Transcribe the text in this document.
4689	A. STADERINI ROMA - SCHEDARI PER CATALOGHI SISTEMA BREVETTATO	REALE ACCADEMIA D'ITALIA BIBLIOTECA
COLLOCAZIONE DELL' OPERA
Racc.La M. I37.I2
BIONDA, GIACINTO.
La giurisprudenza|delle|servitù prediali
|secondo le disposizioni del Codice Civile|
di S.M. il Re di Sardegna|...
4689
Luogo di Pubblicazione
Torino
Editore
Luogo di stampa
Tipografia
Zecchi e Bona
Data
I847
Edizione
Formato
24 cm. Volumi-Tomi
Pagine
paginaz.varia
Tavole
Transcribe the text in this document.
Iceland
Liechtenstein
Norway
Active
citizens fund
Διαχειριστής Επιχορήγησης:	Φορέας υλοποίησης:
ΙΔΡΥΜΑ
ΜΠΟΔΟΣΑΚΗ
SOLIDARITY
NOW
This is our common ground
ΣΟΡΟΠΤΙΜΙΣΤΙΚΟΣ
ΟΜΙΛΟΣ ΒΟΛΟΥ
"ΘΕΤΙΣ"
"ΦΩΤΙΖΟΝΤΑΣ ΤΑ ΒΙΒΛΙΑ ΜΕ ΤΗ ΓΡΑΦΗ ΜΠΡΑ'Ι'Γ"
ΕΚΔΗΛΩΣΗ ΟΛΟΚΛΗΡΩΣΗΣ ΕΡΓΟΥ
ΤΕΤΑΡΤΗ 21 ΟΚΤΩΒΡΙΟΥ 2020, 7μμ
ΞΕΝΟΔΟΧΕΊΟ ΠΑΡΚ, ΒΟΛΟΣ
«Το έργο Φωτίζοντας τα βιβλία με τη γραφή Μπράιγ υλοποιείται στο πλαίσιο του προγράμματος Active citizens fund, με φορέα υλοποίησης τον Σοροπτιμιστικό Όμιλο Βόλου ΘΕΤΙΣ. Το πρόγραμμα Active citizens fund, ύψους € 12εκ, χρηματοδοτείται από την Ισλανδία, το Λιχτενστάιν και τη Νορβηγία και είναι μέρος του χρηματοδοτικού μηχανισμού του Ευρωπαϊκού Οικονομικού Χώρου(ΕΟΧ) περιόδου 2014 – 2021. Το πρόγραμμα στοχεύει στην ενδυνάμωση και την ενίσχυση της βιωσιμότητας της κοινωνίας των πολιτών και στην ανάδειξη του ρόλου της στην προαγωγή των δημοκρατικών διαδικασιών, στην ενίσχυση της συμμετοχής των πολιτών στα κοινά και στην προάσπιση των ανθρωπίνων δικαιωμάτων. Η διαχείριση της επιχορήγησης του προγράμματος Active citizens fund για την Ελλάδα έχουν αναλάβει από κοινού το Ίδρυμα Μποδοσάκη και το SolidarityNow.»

• • • • • • •

→ **What you have to do**
Copy every line of the listing containing the string "Active".

→ **Final result**
Active
«Το έργο Φωτίζοντας τα βιβλία με τη γραφή Μπράιγ υλοποιείται στο πλαίσιο του προγράμματος Active citizens fund, με φορέα υλοποίησης τον Σοροπτιμιστικό Όμιλο Βόλου ΘΕΤΙΣ. Το πρόγραμμα Active citizens fund, ύψους € 12εκ, χρηματοδοτείται από την Ισλανδία, το Λιχτενστάιν και τη Νορβηγία και είναι μέρος του χρηματοδοτικού μηχανισμού του Ευρωπαϊκού Οικονομικού Χώρου(ΕΟΧ) περιόδου 2014 – 2021. Το πρόγραμμα στοχεύει στην ενδυνάμωση και την ενίσχυση της βιωσιμότητας της κοινωνίας των πολιτών και στην ανάδειξη του ρόλου της στην προαγωγή των δημοκρατικών διαδικασιών, στην ενίσχυση της συμμετοχής των πολιτών στα κοινά και στην προάσπιση των ανθρωπίνων δικαιωμάτων. Η διαχείριση της επιχορήγησης του προγράμματος Active citizens fund για την Ελλάδα έχουν αναλάβει από κοινού το Ίδρυμα Μποδοσάκη και το SolidarityNow.»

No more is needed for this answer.